Defendant Williams claims that the IOU itself constituted inadmissible evidence of other criminal acts, 7 such as robbery or conspiracy to commit robbery, and that it is not within any of the Rule 404(b) exceptions. Alternatively, Williams asserts that even if the IOU was within the purview of the 404(b) exceptions, the evidence was inadmissible because its probative value was outweighed by its prejudicial effect.

Defendant further argues that the district court did not abide by the rule of United States v. Kendall, 766 F.2d 1426, 1436 (10th Cir.1985), cert. denied, 474 U.S. 1081, 106 S.Ct. 848, 88 L.Ed.2d 889 (1986), that there must be "a specific articulation of the relevant purpose and specific inferences to be drawn from each proffer of evidence of other [criminal] acts." This articulation is designed to encourage careful consideration of these often delicate evidentiary questions, as well as to provide the appellate court with an adequate record for review. Id. at 1437.

# [CHALLENGE]
Can you extract everything in the IOU passage from "Defendant further argues" down to "Id. at 1437."? Answer from the IOU passage alone.

# [DATA SECTION]
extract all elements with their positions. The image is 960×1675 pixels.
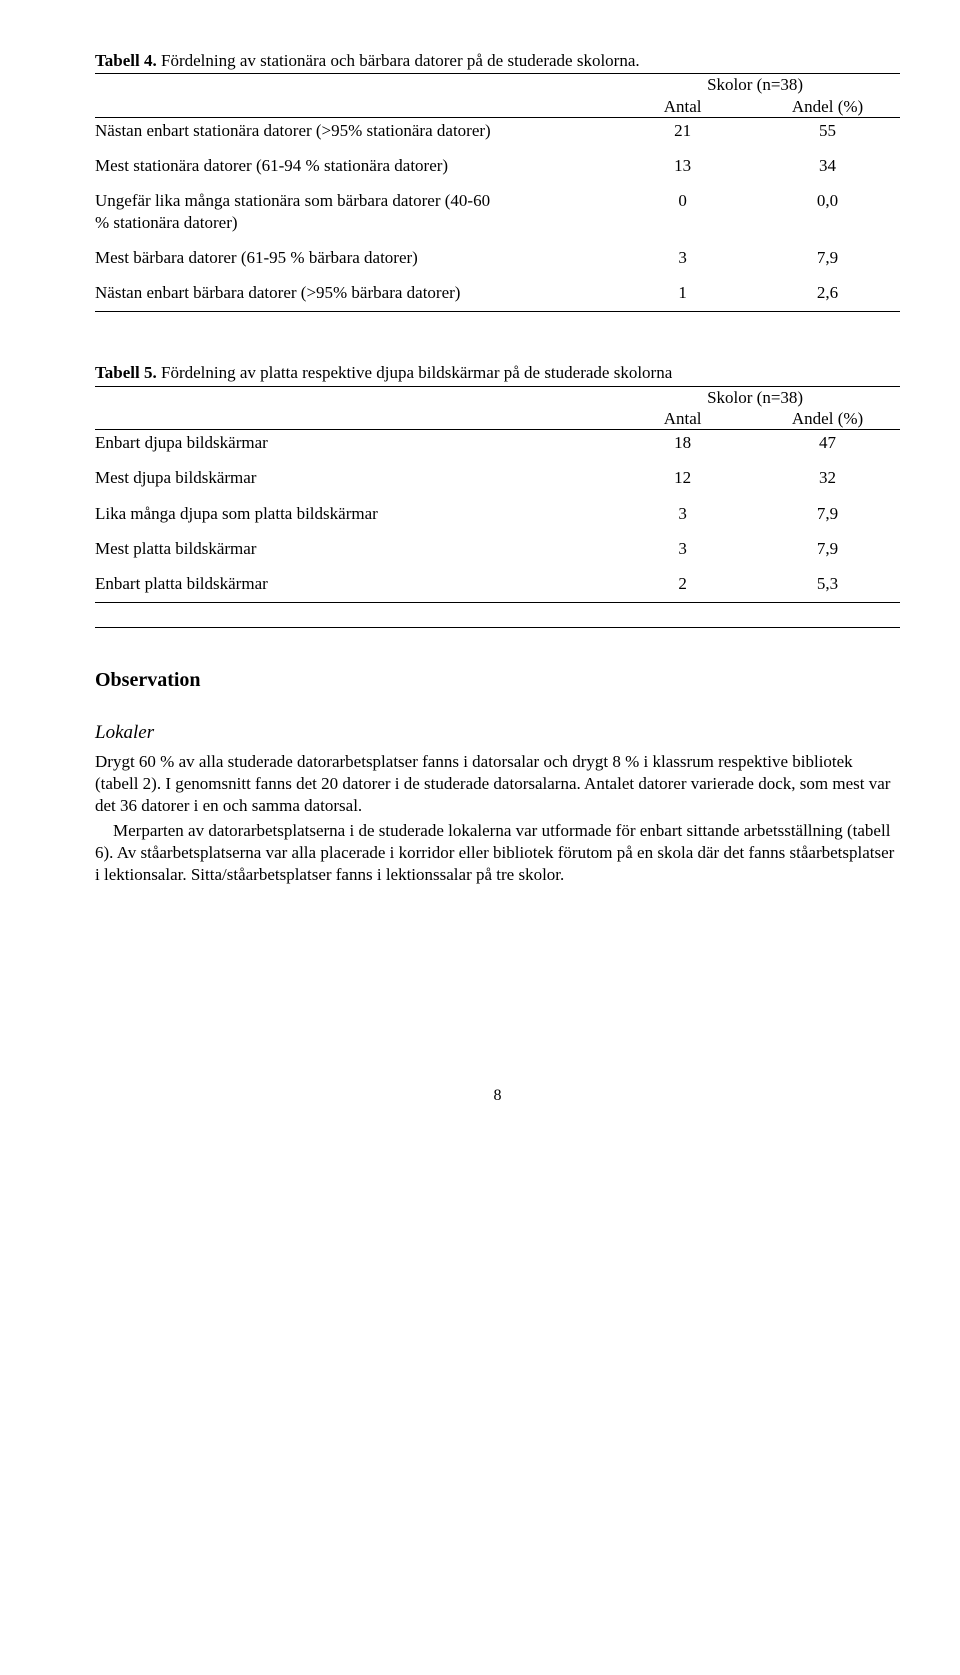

# [SOLUTION FOR THIS EXERCISE]
Defendant further argues that the district court did not abide by the rule of United States v. Kendall, 766 F.2d 1426, 1436 (10th Cir.1985), cert. denied, 474 U.S. 1081, 106 S.Ct. 848, 88 L.Ed.2d 889 (1986), that there must be "a specific articulation of the relevant purpose and specific inferences to be drawn from each proffer of evidence of other [criminal] acts." This articulation is designed to encourage careful consideration of these often delicate evidentiary questions, as well as to provide the appellate court with an adequate record for review. Id. at 1437.